**ARTICLE**
.....

# Downdraft table design



## CharlesA (Jun 24, 2013)

I'm considering making a downdraft table. I would use a 4" dust grate at one end, 4×10". I'm thinking of putting in a piece of 1/4" ply sloping from one end toward the dust grate, and then two triangular pieces at an angle that would extend the entire length, the lower end of each at the mouth of the grate. Here is a pic. The triangular pieces are just lines in this sketchup model.

Any thoughts on this approach?


----------



## pmayer (Jan 3, 2010)

I think you're on the right track. I don't know if I'd pinch it up that tight on the front edge (farthest from dust port) as your air flow might get a bit restricted at that end. I would also suggest using a 6" port if your dust collector has enough pull to keep the air speed up with 6".

Also, you want to make sure that you have great separation on your DC when you use one of these. I previously used mine with a DC that had poor separation and it plugged the filter constantly. Now, with a CV cyclone the problem has gone away.


----------



## CharlesA (Jun 24, 2013)

Paul,

Thanks. I had thought of the pinching, but got lazy when I did the sketchup. Thanks for the reminder. I have a 4" ductwork system (Bill Pentz would be disappointed), so the 4" here will have to do.

I hadn't thought about the dust collector getting more fine dust here than on my stationary power tools, but that makes sense. I have a very basic drop box separator now.


----------



## timbertailor (Jul 2, 2014)

I would try to move the vacuum port as close to the center of the box as possible to provide a more even flow through the table.

I studied some designs recently and I found a good idea. Have two boards slope to the center of the box, with one just a little deeper than the other. Provides a steeper angle, using gravity better, and creates a low pressure area that aids flow.

Here is the down draft table design I added to my favorites.

Hope it helps.


----------



## CharlesA (Jun 24, 2013)

Brad, what do you mean by center of the box? I put the hole for the box resting of the bottom floor of the box, centered in the middle of the end. Do you mean something different?


----------



## pmayer (Jan 3, 2010)

You might be ok with your separator, but it will be good to monitor your filter and CFM for a bit after setting it up. My previous setup was a 1.5 HP DC with no separator and a cartridge filter. That setup would completely load the filter up within 10 - 15 minutes of heavy sanding. I had thought of installing a Thien separator, and I believe that it would have made a big difference. But I never got around to it and ended up going to a cyclone which has also solved the problem.


----------



## CharlesA (Jun 24, 2013)

Brad, Thanks for the link. I looked at that design. I don't think I understand airflow enough. I was trying to make a funnel, more or less, straight to the dust port. What would make his design more efficient?

Charles


----------



## pmayer (Jan 3, 2010)

Charles, mine is setup with a funnel going vertically rather than horizontal. I figured you were going horizontally for some practical reason, as many people do when they build these to be portable benchtop units. If you have the option of permanently installing this with the dust port at the bottom, you will have better collection.

Here is a pic of my downdraft. 6" port connecting directly in the middle at the bottom. I have a slanted plane going from each of the four sides toward the dust port, just like a big funnel.


----------



## CharlesA (Jun 24, 2013)

Okay, by centering it, you mean in the center of the bottom.

Yes, I was doing it from the end for a practical reason. I have a small shop, and I need this to go on my workbench when using it, and put away when I'm not.

.....

**DATA SHOWN**
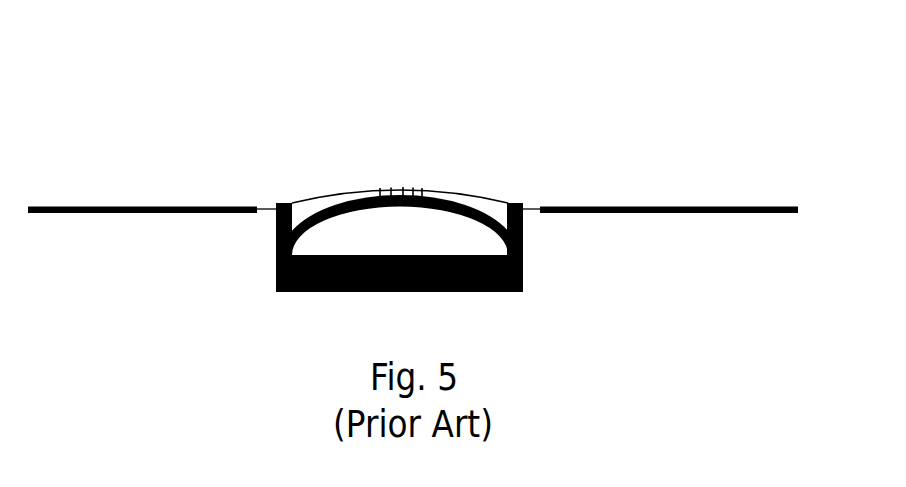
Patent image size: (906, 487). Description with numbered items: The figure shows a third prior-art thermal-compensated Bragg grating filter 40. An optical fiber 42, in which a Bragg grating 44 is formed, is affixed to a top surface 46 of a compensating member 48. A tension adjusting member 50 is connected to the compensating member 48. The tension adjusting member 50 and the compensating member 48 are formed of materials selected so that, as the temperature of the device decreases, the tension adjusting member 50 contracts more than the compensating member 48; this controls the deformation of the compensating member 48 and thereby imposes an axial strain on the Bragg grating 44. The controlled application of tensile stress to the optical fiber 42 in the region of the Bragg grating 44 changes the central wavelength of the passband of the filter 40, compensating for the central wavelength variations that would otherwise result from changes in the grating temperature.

.....

**GOAL OF THE EXERCISE**
Repeat, without changes, the stretch of the downdraft table thread that opens with the words "You might be" and closes with "solved the problem.".

**REPLY TO THE TASK**
You might be ok with your separator, but it will be good to monitor your filter and CFM for a bit after setting it up. My previous setup was a 1.5 HP DC with no separator and a cartridge filter. That setup would completely load the filter up within 10 - 15 minutes of heavy sanding. I had thought of installing a Thien separator, and I believe that it would have made a big difference. But I never got around to it and ended up going to a cyclone which has also solved the problem.